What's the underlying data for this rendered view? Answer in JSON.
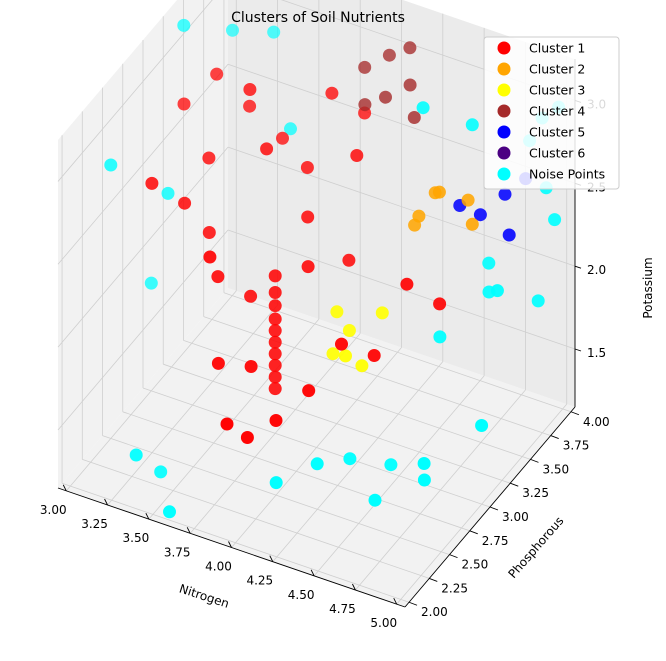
{
  "chart_data": {
    "type": "scatter",
    "projection": "3d",
    "title": "Clusters of Soil Nutrients",
    "xlabel": "Nitrogen",
    "ylabel": "Phosphorous",
    "zlabel": "Potassium",
    "xlim": [
      2.95,
      5.05
    ],
    "ylim": [
      1.95,
      4.05
    ],
    "zlim": [
      1.15,
      3.25
    ],
    "x_ticks": [
      3.0,
      3.25,
      3.5,
      3.75,
      4.0,
      4.25,
      4.5,
      4.75,
      5.0
    ],
    "x_tick_labels": [
      "3.00",
      "3.25",
      "3.50",
      "3.75",
      "4.00",
      "4.25",
      "4.50",
      "4.75",
      "5.00"
    ],
    "y_ticks": [
      2.0,
      2.25,
      2.5,
      2.75,
      3.0,
      3.25,
      3.5,
      3.75,
      4.0
    ],
    "y_tick_labels": [
      "2.00",
      "2.25",
      "2.50",
      "2.75",
      "3.00",
      "3.25",
      "3.50",
      "3.75",
      "4.00"
    ],
    "z_ticks": [
      1.5,
      2.0,
      2.5,
      3.0
    ],
    "z_tick_labels": [
      "1.5",
      "2.0",
      "2.5",
      "3.0"
    ],
    "grid": true,
    "legend_position": "top-right",
    "series": [
      {
        "name": "Cluster 1",
        "color": "#ff0000",
        "points": [
          [
            3.1,
            3.2,
            2.8
          ],
          [
            3.2,
            3.4,
            2.9
          ],
          [
            3.3,
            3.1,
            2.6
          ],
          [
            3.35,
            3.5,
            2.7
          ],
          [
            3.45,
            3.3,
            2.95
          ],
          [
            3.5,
            3.6,
            2.5
          ],
          [
            3.6,
            3.2,
            2.7
          ],
          [
            3.7,
            3.5,
            2.45
          ],
          [
            3.75,
            3.7,
            2.8
          ],
          [
            3.8,
            3.3,
            2.3
          ],
          [
            3.85,
            3.9,
            2.6
          ],
          [
            3.9,
            3.1,
            2.15
          ],
          [
            3.95,
            3.6,
            2.55
          ],
          [
            4.0,
            3.4,
            2.05
          ],
          [
            3.2,
            2.6,
            2.7
          ],
          [
            3.3,
            2.8,
            2.5
          ],
          [
            3.4,
            2.9,
            2.3
          ],
          [
            3.55,
            2.7,
            2.2
          ],
          [
            3.6,
            2.5,
            2.45
          ],
          [
            3.65,
            2.9,
            2.0
          ],
          [
            3.7,
            2.4,
            1.9
          ],
          [
            3.8,
            2.6,
            1.8
          ],
          [
            3.85,
            2.2,
            1.7
          ],
          [
            3.9,
            2.35,
            1.55
          ],
          [
            4.0,
            2.5,
            1.6
          ],
          [
            4.1,
            2.7,
            1.7
          ],
          [
            4.2,
            2.9,
            1.9
          ],
          [
            4.3,
            3.1,
            1.75
          ],
          [
            4.4,
            3.3,
            2.1
          ],
          [
            4.5,
            3.5,
            1.9
          ],
          [
            3.75,
            3.0,
            2.1
          ],
          [
            3.75,
            3.0,
            2.0
          ],
          [
            3.75,
            3.0,
            1.92
          ],
          [
            3.75,
            3.0,
            1.84
          ],
          [
            3.75,
            3.0,
            1.77
          ],
          [
            3.75,
            3.0,
            1.7
          ],
          [
            3.75,
            3.0,
            1.63
          ],
          [
            3.75,
            3.0,
            1.56
          ],
          [
            3.75,
            3.0,
            1.49
          ],
          [
            3.75,
            3.0,
            1.42
          ]
        ]
      },
      {
        "name": "Cluster 2",
        "color": "#ffa500",
        "points": [
          [
            4.3,
            3.6,
            2.25
          ],
          [
            4.35,
            3.55,
            2.35
          ],
          [
            4.4,
            3.65,
            2.45
          ],
          [
            4.6,
            3.7,
            2.3
          ],
          [
            4.55,
            3.75,
            2.4
          ],
          [
            4.45,
            3.6,
            2.5
          ]
        ]
      },
      {
        "name": "Cluster 3",
        "color": "#ffff00",
        "points": [
          [
            4.1,
            3.0,
            1.75
          ],
          [
            4.15,
            3.1,
            1.85
          ],
          [
            4.2,
            2.95,
            1.8
          ],
          [
            4.25,
            3.05,
            1.7
          ],
          [
            4.05,
            3.15,
            1.9
          ],
          [
            4.3,
            3.2,
            1.95
          ]
        ]
      },
      {
        "name": "Cluster 4",
        "color": "#a52a2a",
        "points": [
          [
            3.9,
            3.8,
            2.95
          ],
          [
            4.0,
            3.9,
            3.0
          ],
          [
            4.05,
            3.75,
            2.85
          ],
          [
            4.15,
            3.85,
            2.9
          ],
          [
            4.1,
            3.95,
            3.05
          ],
          [
            3.95,
            3.7,
            2.8
          ],
          [
            4.2,
            3.8,
            2.75
          ]
        ]
      },
      {
        "name": "Cluster 5",
        "color": "#0000ff",
        "points": [
          [
            4.6,
            3.8,
            2.3
          ],
          [
            4.7,
            3.9,
            2.4
          ],
          [
            4.75,
            3.85,
            2.2
          ],
          [
            4.5,
            3.75,
            2.35
          ],
          [
            4.8,
            3.95,
            2.5
          ]
        ]
      },
      {
        "name": "Cluster 6",
        "color": "#4b0082",
        "points": []
      },
      {
        "name": "Noise Points",
        "color": "#00ffff",
        "points": [
          [
            3.0,
            2.5,
            2.8
          ],
          [
            3.05,
            3.3,
            3.2
          ],
          [
            3.1,
            3.8,
            2.9
          ],
          [
            3.15,
            2.9,
            2.45
          ],
          [
            3.0,
            3.0,
            1.8
          ],
          [
            3.35,
            2.1,
            1.4
          ],
          [
            3.4,
            2.3,
            1.2
          ],
          [
            3.3,
            3.9,
            2.9
          ],
          [
            3.6,
            2.0,
            1.2
          ],
          [
            3.5,
            3.7,
            2.5
          ],
          [
            4.05,
            2.4,
            1.3
          ],
          [
            4.2,
            2.6,
            1.35
          ],
          [
            4.3,
            2.8,
            1.3
          ],
          [
            4.45,
            3.0,
            1.2
          ],
          [
            4.55,
            2.6,
            1.25
          ],
          [
            4.7,
            2.9,
            1.35
          ],
          [
            4.8,
            2.7,
            1.4
          ],
          [
            4.95,
            3.1,
            1.55
          ],
          [
            4.6,
            3.3,
            1.85
          ],
          [
            4.75,
            3.6,
            2.0
          ],
          [
            4.85,
            3.5,
            2.1
          ],
          [
            4.95,
            3.8,
            1.9
          ],
          [
            5.0,
            3.9,
            2.35
          ],
          [
            4.9,
            4.0,
            2.45
          ],
          [
            4.8,
            4.0,
            2.7
          ],
          [
            4.9,
            3.95,
            2.9
          ],
          [
            5.0,
            3.95,
            3.0
          ],
          [
            4.6,
            3.7,
            2.9
          ],
          [
            4.4,
            3.5,
            3.05
          ],
          [
            4.7,
            3.7,
            2.1
          ]
        ]
      }
    ]
  }
}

=== WHAT TO WORK ON ===
Give the number of lines where the string "name" occurs, without any further text.

=== TASK ANSWER ===
7